* Objective *
Scan the listing below. Report each line that includes "pitch".

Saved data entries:
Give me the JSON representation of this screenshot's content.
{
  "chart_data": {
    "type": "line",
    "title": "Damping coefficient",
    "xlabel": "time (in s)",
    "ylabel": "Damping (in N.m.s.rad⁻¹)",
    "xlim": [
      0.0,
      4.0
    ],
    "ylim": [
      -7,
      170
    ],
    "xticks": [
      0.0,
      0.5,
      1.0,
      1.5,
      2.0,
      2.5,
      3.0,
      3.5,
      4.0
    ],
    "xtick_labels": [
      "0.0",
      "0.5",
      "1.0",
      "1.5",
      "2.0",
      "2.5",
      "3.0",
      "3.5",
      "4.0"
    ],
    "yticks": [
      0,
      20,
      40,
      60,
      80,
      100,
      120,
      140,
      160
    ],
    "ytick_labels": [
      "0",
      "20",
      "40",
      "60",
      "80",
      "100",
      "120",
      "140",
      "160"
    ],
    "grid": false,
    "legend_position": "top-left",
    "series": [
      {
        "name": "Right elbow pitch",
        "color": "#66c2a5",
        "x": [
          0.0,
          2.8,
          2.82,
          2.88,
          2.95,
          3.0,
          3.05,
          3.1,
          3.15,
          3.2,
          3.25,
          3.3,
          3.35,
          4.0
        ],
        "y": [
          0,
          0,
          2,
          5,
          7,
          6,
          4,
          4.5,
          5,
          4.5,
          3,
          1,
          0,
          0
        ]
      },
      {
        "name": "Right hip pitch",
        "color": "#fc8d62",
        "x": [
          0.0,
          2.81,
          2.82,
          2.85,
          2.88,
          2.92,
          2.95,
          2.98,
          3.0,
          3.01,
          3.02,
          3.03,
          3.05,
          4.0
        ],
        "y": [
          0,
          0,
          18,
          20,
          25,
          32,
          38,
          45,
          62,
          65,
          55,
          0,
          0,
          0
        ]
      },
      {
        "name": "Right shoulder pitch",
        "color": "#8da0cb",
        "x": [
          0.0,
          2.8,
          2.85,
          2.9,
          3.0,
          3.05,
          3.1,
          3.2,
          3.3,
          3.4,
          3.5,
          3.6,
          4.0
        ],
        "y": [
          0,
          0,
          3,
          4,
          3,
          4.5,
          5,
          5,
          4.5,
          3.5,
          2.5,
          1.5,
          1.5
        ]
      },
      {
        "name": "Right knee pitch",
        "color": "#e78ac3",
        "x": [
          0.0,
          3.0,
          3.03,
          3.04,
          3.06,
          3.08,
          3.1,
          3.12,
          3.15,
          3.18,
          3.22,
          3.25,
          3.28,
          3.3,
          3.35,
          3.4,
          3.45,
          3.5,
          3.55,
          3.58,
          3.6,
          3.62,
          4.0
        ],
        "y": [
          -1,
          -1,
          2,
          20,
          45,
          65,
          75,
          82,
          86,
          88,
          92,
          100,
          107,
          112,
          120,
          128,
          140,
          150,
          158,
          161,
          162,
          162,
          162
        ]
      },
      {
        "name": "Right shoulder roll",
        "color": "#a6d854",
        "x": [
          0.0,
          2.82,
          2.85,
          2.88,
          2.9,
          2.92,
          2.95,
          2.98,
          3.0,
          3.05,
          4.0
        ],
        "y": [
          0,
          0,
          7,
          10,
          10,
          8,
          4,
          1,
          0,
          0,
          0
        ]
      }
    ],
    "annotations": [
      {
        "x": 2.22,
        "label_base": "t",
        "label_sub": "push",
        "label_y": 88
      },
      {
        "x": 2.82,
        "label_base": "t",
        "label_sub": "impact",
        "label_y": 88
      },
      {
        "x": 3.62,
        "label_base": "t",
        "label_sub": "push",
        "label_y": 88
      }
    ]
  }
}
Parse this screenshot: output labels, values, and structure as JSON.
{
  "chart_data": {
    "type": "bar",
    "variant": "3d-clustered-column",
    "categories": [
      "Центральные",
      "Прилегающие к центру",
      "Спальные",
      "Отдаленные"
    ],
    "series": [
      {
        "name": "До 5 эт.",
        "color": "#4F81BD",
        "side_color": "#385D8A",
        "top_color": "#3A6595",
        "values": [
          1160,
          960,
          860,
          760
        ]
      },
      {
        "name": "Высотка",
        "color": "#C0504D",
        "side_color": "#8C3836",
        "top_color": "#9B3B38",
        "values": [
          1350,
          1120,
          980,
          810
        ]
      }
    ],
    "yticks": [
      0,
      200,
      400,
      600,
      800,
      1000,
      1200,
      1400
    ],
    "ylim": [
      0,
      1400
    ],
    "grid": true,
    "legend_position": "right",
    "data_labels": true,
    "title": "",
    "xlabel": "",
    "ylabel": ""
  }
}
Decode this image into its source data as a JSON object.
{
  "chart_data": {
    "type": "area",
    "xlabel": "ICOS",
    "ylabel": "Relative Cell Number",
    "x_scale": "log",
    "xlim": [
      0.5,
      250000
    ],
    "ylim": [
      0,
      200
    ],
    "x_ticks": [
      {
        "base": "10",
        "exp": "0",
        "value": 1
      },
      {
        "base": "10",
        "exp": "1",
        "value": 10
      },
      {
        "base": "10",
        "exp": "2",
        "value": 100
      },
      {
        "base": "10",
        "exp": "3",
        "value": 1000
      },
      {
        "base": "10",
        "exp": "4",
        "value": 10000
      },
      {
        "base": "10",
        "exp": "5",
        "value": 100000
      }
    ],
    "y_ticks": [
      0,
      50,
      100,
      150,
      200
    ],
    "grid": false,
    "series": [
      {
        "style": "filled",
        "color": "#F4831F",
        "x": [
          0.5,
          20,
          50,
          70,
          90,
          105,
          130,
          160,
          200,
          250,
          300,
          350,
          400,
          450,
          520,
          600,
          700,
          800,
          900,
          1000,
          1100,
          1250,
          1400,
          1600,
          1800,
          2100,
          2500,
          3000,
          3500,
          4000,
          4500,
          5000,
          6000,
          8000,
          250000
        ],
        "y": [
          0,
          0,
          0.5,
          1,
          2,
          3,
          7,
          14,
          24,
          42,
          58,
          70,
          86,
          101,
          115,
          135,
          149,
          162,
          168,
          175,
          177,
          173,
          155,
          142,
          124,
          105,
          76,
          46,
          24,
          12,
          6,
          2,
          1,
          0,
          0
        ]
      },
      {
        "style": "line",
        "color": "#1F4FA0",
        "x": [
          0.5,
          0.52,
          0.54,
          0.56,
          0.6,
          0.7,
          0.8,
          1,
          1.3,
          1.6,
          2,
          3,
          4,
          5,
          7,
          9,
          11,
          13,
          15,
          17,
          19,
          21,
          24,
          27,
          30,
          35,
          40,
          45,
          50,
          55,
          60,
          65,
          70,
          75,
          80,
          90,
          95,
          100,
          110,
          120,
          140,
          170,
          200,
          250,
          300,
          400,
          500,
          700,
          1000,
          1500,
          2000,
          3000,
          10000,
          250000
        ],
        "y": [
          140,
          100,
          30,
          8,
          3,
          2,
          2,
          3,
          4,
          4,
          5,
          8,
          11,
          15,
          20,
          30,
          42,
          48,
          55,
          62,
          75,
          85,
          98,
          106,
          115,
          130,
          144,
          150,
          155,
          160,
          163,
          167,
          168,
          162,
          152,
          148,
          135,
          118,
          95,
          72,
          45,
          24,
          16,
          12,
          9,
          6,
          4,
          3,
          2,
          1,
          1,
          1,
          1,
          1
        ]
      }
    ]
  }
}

* Response to the exercise *
        "name": "Right elbow pitch",
        "name": "Right hip pitch",
        "name": "Right shoulder pitch",
        "name": "Right knee pitch",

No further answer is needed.